-- Begin --

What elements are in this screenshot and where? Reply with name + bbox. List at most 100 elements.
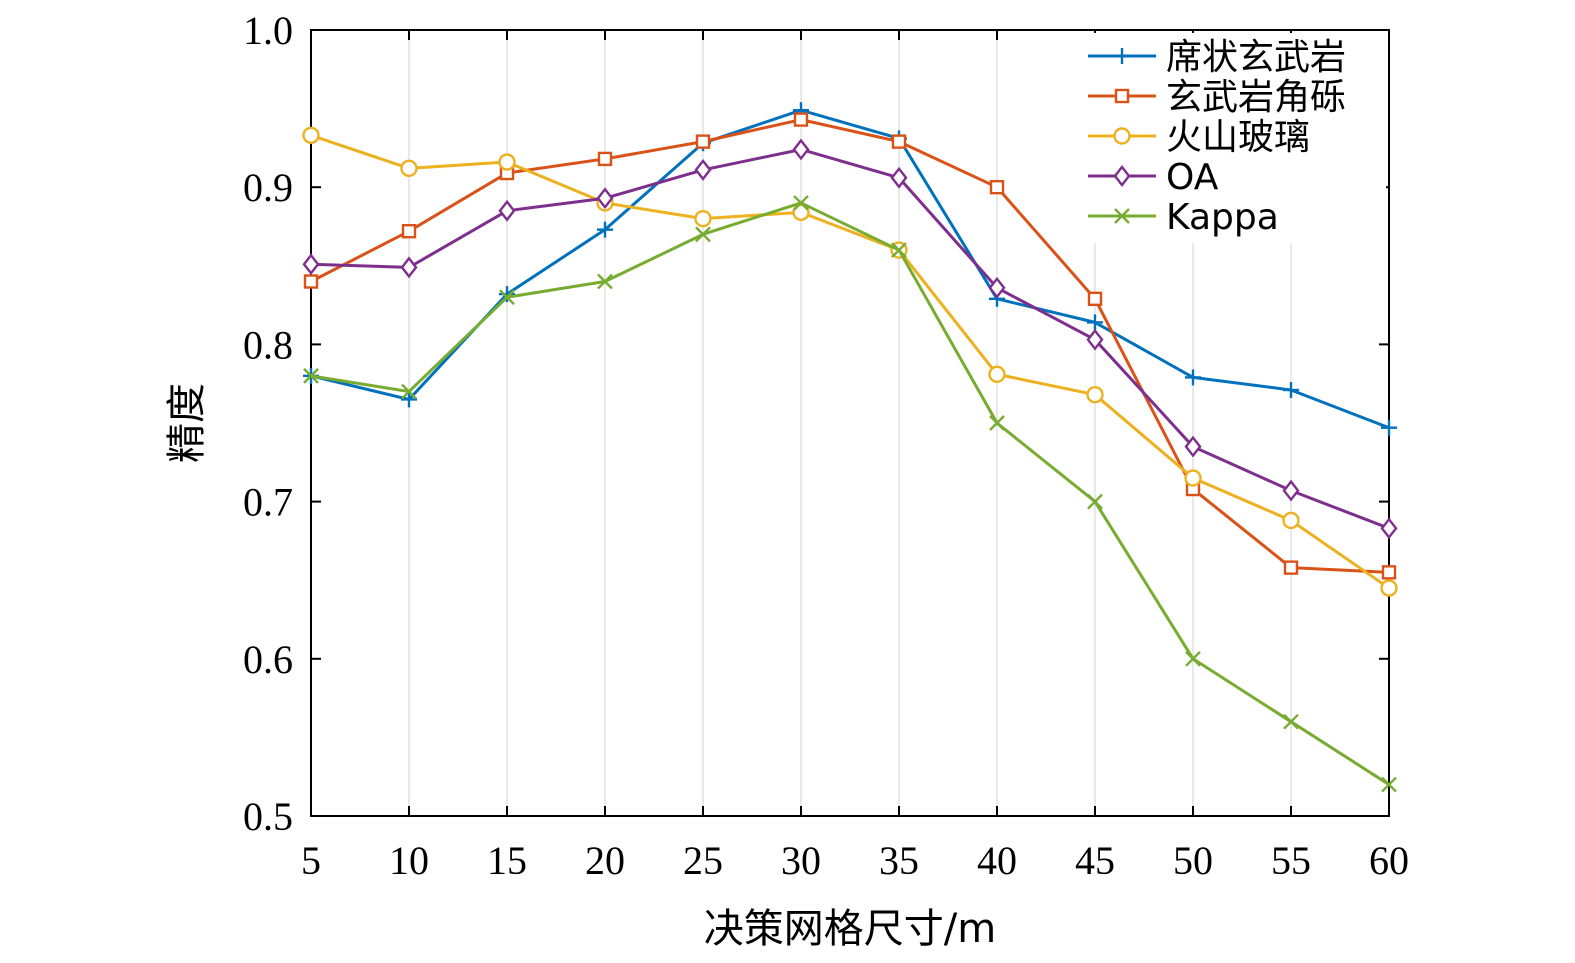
square-marker xyxy=(989,179,1005,195)
data-point xyxy=(793,112,809,127)
x-tick-label: 45 xyxy=(1075,838,1115,883)
x-marker-b xyxy=(891,242,907,258)
x-marker xyxy=(401,383,417,400)
diamond-marker xyxy=(988,276,1006,299)
data-point xyxy=(400,159,418,178)
square-marker xyxy=(793,112,809,127)
legend-label: OA xyxy=(1166,157,1219,198)
diamond-marker xyxy=(1380,517,1398,540)
square-marker xyxy=(891,134,907,149)
circle-marker xyxy=(302,126,320,145)
x-marker xyxy=(499,289,515,306)
data-point xyxy=(695,134,711,149)
legend-entry: Kappa xyxy=(1088,197,1279,238)
circle-marker xyxy=(400,159,418,178)
legend-label: 火山玻璃 xyxy=(1166,117,1310,158)
data-point xyxy=(401,224,417,239)
data-point xyxy=(1282,479,1300,502)
x-tick-label: 20 xyxy=(585,838,625,883)
circle-marker xyxy=(1086,386,1104,404)
data-point xyxy=(891,242,907,258)
plus-marker xyxy=(1087,314,1103,331)
data-point xyxy=(989,179,1005,195)
data-point xyxy=(597,221,613,238)
data-point xyxy=(401,391,417,408)
diamond-marker xyxy=(1113,165,1131,187)
x-marker-b xyxy=(989,415,1005,431)
data-point xyxy=(890,166,908,189)
data-point xyxy=(499,286,515,303)
y-axis-label: 精度 xyxy=(164,383,210,463)
circle-marker xyxy=(988,365,1006,383)
x-marker xyxy=(1283,713,1299,730)
data-point xyxy=(694,158,712,181)
plus-marker xyxy=(1283,381,1299,398)
x-marker xyxy=(891,242,907,258)
x-tick-label: 25 xyxy=(683,838,723,883)
x-marker-b xyxy=(401,383,417,400)
square-marker xyxy=(1114,88,1130,104)
square-marker xyxy=(1087,291,1103,307)
data-point xyxy=(1185,650,1201,667)
data-point xyxy=(988,365,1006,383)
series-3 xyxy=(302,138,1398,540)
data-point xyxy=(498,199,516,222)
y-tick-label: 0.5 xyxy=(243,794,293,839)
plus-marker xyxy=(597,221,613,238)
data-point xyxy=(303,367,319,384)
plus-marker xyxy=(401,391,417,408)
x-marker xyxy=(1114,208,1130,224)
data-point xyxy=(989,415,1005,431)
data-point xyxy=(1381,776,1397,793)
x-marker-b xyxy=(499,289,515,306)
data-point xyxy=(1283,381,1299,398)
plus-marker xyxy=(1185,369,1201,386)
x-marker-b xyxy=(695,226,711,243)
circle-marker xyxy=(792,203,810,222)
y-tick-label: 0.9 xyxy=(243,165,293,210)
data-point xyxy=(1380,579,1398,597)
diamond-marker xyxy=(498,199,516,222)
data-point xyxy=(400,256,418,279)
square-marker xyxy=(1283,560,1299,575)
legend-label: 玄武岩角砾 xyxy=(1166,77,1346,118)
x-tick-label: 50 xyxy=(1173,838,1213,883)
x-tick-label: 15 xyxy=(487,838,527,883)
data-point xyxy=(1283,560,1299,575)
data-point xyxy=(695,226,711,243)
legend-entry: 玄武岩角砾 xyxy=(1088,77,1346,118)
data-point xyxy=(1381,565,1397,580)
x-tick-label: 30 xyxy=(781,838,821,883)
data-point xyxy=(499,289,515,306)
x-marker xyxy=(597,273,613,290)
x-marker xyxy=(793,195,809,211)
x-tick-label: 60 xyxy=(1369,838,1409,883)
data-point xyxy=(1282,511,1300,530)
series-line xyxy=(310,133,1390,590)
legend-entry: 席状玄武岩 xyxy=(1088,37,1346,78)
circle-marker xyxy=(1380,579,1398,597)
data-point xyxy=(597,273,613,290)
legend-label: 席状玄武岩 xyxy=(1166,37,1346,78)
data-point xyxy=(1086,386,1104,404)
diamond-marker xyxy=(792,138,810,161)
x-marker xyxy=(1381,776,1397,793)
x-marker xyxy=(303,367,319,384)
series-line xyxy=(310,201,1390,786)
data-point xyxy=(792,203,810,222)
data-point xyxy=(1380,517,1398,540)
diamond-marker xyxy=(694,158,712,181)
data-point xyxy=(1185,369,1201,386)
circle-marker xyxy=(694,209,712,228)
x-tick-label: 40 xyxy=(977,838,1017,883)
data-point xyxy=(401,383,417,400)
data-point xyxy=(302,253,320,276)
diamond-marker xyxy=(596,187,614,210)
data-point xyxy=(793,195,809,211)
x-tick-label: 5 xyxy=(301,838,321,883)
x-marker xyxy=(1087,493,1103,510)
circle-marker xyxy=(1184,469,1202,487)
x-marker-b xyxy=(1381,776,1397,793)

-- End --

* Work to do
Extract the part of the entries above that opens with the line containing "square-marker xyxy=(989,179,1005,195)" and closes with the line containing "legend-label: 火山玻璃 xyxy=(1166,117,1310,158)", both lines included, and repeat those lines exactly as they appear, one per line.

* Task solution
square-marker xyxy=(989,179,1005,195)
data-point xyxy=(793,112,809,127)
x-tick-label: 45 xyxy=(1075,838,1115,883)
x-marker-b xyxy=(891,242,907,258)
x-marker xyxy=(401,383,417,400)
diamond-marker xyxy=(988,276,1006,299)
data-point xyxy=(400,159,418,178)
square-marker xyxy=(793,112,809,127)
legend-label: OA xyxy=(1166,157,1219,198)
diamond-marker xyxy=(1380,517,1398,540)
square-marker xyxy=(891,134,907,149)
circle-marker xyxy=(302,126,320,145)
x-marker xyxy=(499,289,515,306)
data-point xyxy=(695,134,711,149)
legend-entry: Kappa xyxy=(1088,197,1279,238)
circle-marker xyxy=(400,159,418,178)
legend-label: 火山玻璃 xyxy=(1166,117,1310,158)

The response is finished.